[Listed entries start]

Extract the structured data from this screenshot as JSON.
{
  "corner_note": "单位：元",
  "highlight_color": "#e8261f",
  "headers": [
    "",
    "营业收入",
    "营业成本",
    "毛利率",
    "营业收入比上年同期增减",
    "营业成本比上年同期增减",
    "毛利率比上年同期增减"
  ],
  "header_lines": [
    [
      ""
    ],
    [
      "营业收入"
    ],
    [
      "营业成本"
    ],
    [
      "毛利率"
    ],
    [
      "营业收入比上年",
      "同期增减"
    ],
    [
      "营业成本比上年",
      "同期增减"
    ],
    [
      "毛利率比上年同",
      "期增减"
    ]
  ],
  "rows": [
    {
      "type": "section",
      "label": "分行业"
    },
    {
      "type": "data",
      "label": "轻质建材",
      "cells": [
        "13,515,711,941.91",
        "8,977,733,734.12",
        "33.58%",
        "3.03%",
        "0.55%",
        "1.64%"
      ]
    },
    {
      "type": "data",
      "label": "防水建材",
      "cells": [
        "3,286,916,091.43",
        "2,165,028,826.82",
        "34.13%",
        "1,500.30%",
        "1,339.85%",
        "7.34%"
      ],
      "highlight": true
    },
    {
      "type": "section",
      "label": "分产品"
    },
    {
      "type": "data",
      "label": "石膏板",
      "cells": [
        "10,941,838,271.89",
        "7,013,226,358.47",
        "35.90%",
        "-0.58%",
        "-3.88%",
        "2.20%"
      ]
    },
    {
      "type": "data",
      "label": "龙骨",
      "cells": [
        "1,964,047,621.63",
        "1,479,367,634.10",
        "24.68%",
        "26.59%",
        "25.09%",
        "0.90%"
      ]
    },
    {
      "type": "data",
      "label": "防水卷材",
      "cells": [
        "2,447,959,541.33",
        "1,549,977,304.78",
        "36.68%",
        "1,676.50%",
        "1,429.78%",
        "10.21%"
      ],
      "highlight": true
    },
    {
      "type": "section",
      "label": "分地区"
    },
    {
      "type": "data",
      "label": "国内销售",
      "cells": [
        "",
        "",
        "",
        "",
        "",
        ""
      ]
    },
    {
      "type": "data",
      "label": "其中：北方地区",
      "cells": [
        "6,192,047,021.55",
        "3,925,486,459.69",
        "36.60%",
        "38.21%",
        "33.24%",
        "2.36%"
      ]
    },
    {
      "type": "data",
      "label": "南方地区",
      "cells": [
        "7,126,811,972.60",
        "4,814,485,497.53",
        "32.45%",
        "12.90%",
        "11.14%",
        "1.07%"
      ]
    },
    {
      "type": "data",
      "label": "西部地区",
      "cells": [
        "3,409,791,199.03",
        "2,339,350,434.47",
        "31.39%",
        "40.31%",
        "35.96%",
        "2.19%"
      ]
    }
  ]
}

[Listed entries end]
[Listed entries start]

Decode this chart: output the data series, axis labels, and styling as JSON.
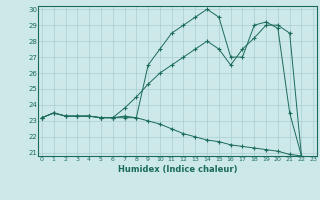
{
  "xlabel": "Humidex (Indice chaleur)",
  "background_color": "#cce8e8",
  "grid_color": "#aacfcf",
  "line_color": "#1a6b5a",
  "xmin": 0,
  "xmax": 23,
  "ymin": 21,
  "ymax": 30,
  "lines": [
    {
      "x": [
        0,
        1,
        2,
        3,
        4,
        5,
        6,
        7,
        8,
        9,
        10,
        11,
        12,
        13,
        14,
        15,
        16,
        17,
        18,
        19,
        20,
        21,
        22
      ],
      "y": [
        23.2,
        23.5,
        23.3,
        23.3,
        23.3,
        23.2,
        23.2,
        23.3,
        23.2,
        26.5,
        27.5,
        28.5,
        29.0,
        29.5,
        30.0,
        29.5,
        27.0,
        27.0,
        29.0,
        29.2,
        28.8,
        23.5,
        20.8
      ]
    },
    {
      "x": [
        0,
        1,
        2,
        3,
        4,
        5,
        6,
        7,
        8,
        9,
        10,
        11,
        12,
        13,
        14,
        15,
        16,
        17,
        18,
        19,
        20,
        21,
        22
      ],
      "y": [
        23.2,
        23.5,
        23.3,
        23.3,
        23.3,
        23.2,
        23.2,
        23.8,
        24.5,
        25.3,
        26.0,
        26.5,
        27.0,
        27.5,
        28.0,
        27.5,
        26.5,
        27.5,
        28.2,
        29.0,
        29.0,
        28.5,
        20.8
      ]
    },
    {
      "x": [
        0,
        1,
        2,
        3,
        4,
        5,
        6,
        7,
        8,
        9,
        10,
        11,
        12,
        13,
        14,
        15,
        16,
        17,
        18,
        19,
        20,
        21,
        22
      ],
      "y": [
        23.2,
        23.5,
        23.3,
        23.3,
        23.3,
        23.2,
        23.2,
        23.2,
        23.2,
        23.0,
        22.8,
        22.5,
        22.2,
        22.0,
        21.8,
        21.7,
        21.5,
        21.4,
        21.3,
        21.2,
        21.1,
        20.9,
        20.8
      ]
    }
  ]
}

[Listed entries end]
[Listed entries start]

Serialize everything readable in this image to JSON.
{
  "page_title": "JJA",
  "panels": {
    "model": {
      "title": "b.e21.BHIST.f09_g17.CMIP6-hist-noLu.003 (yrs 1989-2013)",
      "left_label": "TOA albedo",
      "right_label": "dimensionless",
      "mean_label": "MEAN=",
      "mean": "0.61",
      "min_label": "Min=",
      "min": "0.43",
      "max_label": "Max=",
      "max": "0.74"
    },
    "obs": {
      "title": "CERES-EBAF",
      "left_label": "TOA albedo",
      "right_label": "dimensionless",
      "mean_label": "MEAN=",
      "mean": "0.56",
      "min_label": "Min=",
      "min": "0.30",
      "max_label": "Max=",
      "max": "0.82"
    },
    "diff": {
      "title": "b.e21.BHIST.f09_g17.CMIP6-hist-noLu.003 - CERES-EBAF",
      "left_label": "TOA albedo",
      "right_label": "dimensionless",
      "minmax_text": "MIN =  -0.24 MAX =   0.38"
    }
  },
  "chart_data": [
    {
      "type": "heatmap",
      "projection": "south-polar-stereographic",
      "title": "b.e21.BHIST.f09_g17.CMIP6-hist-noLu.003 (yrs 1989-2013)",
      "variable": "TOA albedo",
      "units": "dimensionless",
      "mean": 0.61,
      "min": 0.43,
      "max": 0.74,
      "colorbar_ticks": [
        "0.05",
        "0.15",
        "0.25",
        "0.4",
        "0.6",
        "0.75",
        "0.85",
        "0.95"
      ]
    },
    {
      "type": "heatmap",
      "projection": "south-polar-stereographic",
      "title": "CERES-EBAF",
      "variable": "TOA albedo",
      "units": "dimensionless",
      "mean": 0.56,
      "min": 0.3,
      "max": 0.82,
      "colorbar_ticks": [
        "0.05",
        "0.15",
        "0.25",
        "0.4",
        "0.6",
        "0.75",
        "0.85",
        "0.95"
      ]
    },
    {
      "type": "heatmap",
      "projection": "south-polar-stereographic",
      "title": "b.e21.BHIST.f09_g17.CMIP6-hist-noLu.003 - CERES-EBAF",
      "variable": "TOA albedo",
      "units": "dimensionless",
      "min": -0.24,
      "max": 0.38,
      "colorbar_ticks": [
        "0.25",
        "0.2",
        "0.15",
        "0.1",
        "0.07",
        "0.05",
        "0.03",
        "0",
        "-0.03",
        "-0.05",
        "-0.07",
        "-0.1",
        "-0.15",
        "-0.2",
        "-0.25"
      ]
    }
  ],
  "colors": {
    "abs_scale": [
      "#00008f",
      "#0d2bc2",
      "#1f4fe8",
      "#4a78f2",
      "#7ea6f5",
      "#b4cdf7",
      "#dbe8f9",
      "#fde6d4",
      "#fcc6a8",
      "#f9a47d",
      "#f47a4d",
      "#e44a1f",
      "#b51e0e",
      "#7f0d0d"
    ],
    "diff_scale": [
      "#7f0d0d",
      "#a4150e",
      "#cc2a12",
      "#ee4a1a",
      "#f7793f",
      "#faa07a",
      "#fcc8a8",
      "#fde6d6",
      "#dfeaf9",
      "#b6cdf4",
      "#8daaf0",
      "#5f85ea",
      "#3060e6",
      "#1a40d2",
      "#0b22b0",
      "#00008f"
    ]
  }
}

[Listed entries end]

What you should do — Pick out the lines containing the string "this".

Full solution —
Extract the structured data from this screenshot as JSON.
Decode this chart: output the data series, axis labels, and styling as JSON.
Serialize everything readable in this image to JSON.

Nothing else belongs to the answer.